(Dataset entries on figures)
-- START --
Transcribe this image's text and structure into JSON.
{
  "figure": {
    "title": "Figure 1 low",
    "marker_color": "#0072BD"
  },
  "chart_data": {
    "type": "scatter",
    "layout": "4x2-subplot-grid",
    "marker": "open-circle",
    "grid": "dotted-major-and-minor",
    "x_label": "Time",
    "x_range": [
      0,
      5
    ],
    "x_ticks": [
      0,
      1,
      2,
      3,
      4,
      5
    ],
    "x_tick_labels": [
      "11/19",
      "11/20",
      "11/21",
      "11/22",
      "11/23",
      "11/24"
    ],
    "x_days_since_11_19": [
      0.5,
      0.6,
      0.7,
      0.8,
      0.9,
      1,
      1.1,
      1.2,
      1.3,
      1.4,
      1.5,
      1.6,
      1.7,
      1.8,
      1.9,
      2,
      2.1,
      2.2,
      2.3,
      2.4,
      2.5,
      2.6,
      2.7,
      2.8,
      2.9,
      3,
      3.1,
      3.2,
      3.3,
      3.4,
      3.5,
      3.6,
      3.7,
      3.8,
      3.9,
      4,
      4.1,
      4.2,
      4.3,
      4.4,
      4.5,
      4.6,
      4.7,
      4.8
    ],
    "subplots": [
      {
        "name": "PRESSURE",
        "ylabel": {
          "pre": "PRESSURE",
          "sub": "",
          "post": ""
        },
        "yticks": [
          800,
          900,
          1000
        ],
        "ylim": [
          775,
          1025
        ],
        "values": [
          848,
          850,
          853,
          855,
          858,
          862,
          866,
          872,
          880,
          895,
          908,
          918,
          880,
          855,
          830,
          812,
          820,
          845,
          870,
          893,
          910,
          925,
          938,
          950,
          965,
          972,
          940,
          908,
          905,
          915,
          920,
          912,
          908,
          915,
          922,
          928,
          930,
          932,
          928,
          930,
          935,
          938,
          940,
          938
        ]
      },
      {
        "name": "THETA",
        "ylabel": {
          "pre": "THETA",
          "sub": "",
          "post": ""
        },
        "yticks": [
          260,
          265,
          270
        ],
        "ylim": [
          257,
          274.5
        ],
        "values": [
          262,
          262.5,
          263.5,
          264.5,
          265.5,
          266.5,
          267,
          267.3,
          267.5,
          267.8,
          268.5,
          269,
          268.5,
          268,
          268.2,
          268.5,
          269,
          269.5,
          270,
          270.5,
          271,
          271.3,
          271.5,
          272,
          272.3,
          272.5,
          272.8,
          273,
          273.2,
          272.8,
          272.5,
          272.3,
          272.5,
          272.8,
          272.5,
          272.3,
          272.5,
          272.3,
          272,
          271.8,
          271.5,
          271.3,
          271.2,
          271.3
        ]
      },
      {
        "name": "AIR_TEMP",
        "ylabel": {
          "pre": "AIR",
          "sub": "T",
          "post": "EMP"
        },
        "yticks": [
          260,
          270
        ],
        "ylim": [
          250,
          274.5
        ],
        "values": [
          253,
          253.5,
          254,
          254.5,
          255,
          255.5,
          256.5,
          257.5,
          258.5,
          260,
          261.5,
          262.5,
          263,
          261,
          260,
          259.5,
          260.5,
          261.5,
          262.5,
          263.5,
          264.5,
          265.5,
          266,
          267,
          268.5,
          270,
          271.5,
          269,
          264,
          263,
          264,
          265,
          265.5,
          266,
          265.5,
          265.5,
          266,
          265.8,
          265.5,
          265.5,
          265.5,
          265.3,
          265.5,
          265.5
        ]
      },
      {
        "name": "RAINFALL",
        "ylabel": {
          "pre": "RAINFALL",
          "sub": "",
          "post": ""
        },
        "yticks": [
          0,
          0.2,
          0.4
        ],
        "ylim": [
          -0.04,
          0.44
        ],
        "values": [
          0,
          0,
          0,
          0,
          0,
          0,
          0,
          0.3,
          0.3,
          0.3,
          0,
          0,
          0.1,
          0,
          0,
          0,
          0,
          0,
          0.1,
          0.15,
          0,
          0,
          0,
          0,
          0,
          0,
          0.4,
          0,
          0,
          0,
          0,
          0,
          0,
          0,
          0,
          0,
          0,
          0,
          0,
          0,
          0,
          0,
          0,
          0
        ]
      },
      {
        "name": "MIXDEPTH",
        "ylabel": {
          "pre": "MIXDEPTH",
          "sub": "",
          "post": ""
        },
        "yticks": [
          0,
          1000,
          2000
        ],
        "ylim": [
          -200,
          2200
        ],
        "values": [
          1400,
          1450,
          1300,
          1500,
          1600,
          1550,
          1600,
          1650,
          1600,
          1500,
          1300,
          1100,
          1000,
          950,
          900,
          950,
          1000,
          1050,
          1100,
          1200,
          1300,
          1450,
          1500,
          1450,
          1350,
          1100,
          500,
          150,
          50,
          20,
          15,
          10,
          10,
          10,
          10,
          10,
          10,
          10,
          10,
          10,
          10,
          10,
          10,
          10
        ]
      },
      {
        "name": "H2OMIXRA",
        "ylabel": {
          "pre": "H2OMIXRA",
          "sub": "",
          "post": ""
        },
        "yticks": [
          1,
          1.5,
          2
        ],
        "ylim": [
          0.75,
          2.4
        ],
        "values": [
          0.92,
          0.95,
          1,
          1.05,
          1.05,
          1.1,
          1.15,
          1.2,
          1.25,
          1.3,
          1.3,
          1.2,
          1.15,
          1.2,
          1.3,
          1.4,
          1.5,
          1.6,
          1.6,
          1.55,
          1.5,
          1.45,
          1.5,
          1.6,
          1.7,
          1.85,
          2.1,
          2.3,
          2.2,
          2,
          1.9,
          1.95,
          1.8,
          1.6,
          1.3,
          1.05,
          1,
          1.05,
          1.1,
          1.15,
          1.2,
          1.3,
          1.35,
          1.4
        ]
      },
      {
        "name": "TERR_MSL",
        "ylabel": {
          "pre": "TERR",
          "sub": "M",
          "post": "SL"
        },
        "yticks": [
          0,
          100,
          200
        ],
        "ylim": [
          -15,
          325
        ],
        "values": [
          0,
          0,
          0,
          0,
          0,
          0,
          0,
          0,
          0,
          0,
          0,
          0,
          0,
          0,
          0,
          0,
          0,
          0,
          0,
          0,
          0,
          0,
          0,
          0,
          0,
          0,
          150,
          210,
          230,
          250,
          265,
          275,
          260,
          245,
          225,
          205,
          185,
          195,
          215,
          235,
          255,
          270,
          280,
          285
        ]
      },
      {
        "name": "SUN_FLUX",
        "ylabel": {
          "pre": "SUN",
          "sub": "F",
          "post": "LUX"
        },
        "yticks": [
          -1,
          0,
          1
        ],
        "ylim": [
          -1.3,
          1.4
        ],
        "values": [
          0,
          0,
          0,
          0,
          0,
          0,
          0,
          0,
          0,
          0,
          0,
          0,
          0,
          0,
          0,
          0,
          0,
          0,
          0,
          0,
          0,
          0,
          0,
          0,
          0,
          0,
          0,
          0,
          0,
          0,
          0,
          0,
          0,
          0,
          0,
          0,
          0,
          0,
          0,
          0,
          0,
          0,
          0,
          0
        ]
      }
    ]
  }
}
-- END --
-- START --
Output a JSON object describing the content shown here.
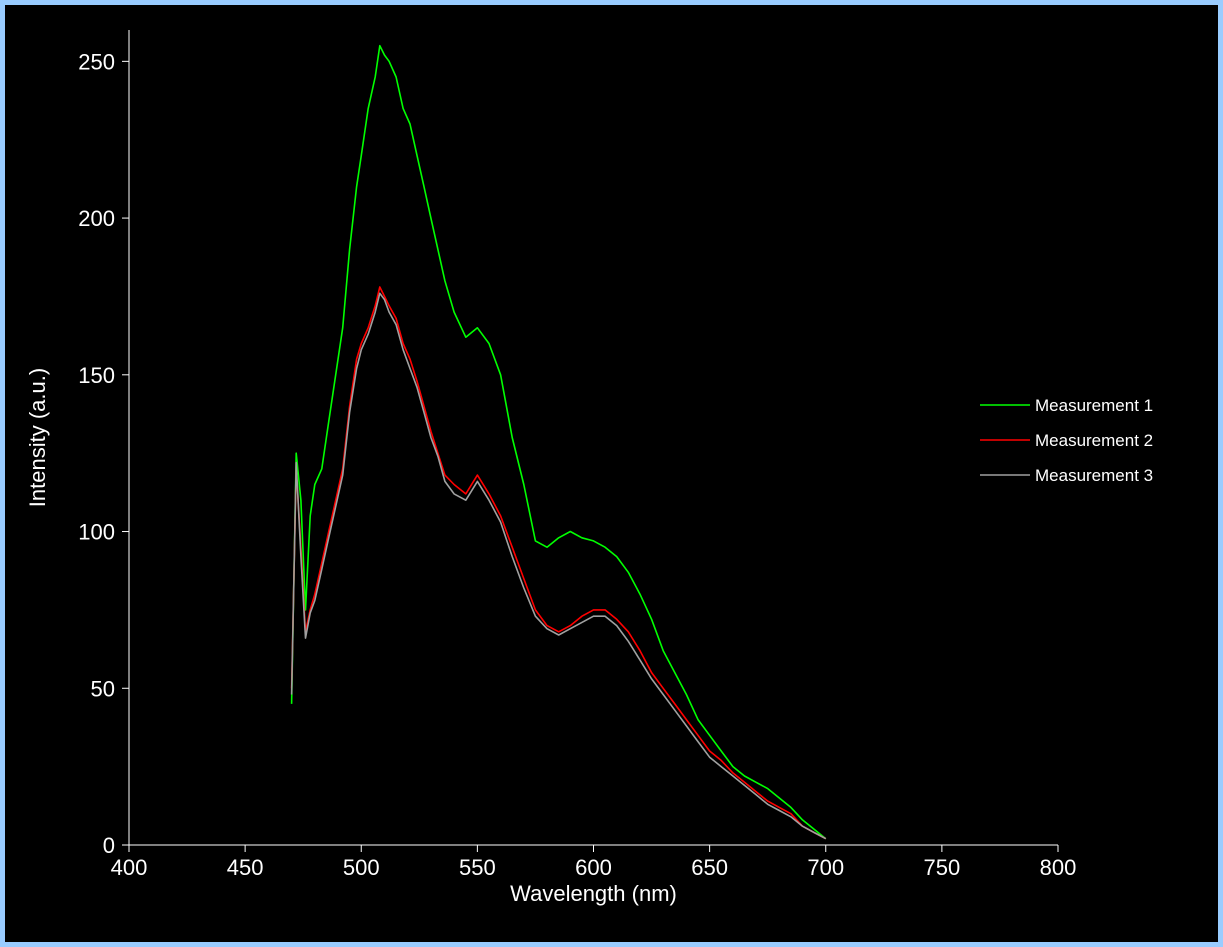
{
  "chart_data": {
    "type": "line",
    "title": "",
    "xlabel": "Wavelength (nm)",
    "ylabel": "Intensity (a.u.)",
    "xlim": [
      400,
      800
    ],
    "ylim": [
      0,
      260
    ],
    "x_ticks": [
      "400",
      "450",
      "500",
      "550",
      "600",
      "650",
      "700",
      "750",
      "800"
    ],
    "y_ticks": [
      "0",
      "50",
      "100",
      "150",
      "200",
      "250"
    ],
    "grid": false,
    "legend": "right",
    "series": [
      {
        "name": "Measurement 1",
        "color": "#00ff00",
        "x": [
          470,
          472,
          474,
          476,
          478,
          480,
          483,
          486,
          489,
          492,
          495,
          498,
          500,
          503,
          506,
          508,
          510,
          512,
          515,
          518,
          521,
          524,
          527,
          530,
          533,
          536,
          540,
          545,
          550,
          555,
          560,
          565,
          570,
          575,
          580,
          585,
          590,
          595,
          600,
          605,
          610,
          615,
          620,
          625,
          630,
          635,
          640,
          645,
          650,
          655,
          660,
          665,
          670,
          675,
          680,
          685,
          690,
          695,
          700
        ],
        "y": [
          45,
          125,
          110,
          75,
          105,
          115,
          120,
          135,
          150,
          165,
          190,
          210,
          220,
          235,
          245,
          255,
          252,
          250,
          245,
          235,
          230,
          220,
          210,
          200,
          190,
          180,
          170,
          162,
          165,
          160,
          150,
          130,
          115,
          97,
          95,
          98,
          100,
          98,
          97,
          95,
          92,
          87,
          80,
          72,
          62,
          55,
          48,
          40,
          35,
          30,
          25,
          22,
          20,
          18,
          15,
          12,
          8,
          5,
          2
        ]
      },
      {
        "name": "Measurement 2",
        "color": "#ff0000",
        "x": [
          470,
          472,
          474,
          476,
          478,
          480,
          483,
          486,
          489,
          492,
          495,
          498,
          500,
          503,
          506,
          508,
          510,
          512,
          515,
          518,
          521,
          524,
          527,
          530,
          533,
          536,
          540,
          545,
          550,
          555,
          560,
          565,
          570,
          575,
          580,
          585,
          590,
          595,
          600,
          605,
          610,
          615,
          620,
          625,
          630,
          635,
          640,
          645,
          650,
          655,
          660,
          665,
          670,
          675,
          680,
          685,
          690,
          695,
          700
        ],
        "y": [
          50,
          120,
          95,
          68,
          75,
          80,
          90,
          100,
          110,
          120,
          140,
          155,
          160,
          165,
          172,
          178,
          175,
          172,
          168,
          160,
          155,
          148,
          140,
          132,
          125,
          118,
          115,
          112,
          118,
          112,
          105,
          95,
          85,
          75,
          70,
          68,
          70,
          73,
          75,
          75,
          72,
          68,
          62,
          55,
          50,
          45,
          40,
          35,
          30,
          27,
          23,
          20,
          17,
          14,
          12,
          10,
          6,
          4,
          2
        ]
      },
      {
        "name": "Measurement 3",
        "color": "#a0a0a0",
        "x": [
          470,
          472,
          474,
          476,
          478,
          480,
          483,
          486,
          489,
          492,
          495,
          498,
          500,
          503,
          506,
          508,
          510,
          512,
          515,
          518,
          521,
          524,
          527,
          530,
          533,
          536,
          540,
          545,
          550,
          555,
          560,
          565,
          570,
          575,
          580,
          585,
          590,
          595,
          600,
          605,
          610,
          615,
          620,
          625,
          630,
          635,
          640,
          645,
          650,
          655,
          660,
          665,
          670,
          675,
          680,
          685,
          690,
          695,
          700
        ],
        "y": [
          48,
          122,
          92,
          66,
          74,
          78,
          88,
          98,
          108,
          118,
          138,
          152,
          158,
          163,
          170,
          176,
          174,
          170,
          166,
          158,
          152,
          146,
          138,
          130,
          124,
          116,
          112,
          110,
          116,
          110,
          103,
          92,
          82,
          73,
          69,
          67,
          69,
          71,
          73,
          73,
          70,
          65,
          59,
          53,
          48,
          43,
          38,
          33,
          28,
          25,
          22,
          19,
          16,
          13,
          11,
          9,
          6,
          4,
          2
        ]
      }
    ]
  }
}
-- END --
Check each line of the entries for the string "Measurement". Copy the lines that have it.

_Answer to the problem_
        "name": "Measurement 1",
        "name": "Measurement 2",
        "name": "Measurement 3",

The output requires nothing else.